*WRITTEN INSTRUCTION*:
Give every line below again, exactly.

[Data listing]
######

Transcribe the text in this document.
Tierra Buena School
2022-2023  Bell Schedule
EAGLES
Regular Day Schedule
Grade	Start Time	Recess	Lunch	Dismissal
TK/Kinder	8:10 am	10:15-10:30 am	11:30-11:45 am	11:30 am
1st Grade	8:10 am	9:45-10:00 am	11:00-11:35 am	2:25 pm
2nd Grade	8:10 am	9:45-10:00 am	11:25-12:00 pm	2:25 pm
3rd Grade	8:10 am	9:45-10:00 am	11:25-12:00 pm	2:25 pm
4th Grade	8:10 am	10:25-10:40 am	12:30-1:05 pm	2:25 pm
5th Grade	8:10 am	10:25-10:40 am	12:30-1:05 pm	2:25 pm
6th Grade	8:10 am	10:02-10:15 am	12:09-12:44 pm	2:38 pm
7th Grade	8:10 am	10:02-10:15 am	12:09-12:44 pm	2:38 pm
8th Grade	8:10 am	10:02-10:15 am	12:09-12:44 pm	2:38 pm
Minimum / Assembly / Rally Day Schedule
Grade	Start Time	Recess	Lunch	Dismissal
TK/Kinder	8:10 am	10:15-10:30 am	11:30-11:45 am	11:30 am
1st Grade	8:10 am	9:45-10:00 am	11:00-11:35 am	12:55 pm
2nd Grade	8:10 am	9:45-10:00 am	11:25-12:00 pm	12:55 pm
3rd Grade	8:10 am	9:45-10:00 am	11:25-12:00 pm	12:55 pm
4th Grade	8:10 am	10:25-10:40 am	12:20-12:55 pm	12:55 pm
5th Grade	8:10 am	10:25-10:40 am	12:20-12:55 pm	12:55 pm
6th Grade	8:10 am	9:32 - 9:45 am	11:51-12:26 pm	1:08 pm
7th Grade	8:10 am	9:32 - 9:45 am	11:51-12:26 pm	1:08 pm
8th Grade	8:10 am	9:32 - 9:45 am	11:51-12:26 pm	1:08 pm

######

*FINISHED EXERCISE*:
Transcribe the text in this document.
Tierra Buena School
2022-2023  Bell Schedule
EAGLES
Regular Day Schedule
Grade	Start Time	Recess	Lunch	Dismissal
TK/Kinder	8:10 am	10:15-10:30 am	11:30-11:45 am	11:30 am
1st Grade	8:10 am	9:45-10:00 am	11:00-11:35 am	2:25 pm
2nd Grade	8:10 am	9:45-10:00 am	11:25-12:00 pm	2:25 pm
3rd Grade	8:10 am	9:45-10:00 am	11:25-12:00 pm	2:25 pm
4th Grade	8:10 am	10:25-10:40 am	12:30-1:05 pm	2:25 pm
5th Grade	8:10 am	10:25-10:40 am	12:30-1:05 pm	2:25 pm
6th Grade	8:10 am	10:02-10:15 am	12:09-12:44 pm	2:38 pm
7th Grade	8:10 am	10:02-10:15 am	12:09-12:44 pm	2:38 pm
8th Grade	8:10 am	10:02-10:15 am	12:09-12:44 pm	2:38 pm
Minimum / Assembly / Rally Day Schedule
Grade	Start Time	Recess	Lunch	Dismissal
TK/Kinder	8:10 am	10:15-10:30 am	11:30-11:45 am	11:30 am
1st Grade	8:10 am	9:45-10:00 am	11:00-11:35 am	12:55 pm
2nd Grade	8:10 am	9:45-10:00 am	11:25-12:00 pm	12:55 pm
3rd Grade	8:10 am	9:45-10:00 am	11:25-12:00 pm	12:55 pm
4th Grade	8:10 am	10:25-10:40 am	12:20-12:55 pm	12:55 pm
5th Grade	8:10 am	10:25-10:40 am	12:20-12:55 pm	12:55 pm
6th Grade	8:10 am	9:32 - 9:45 am	11:51-12:26 pm	1:08 pm
7th Grade	8:10 am	9:32 - 9:45 am	11:51-12:26 pm	1:08 pm
8th Grade	8:10 am	9:32 - 9:45 am	11:51-12:26 pm	1:08 pm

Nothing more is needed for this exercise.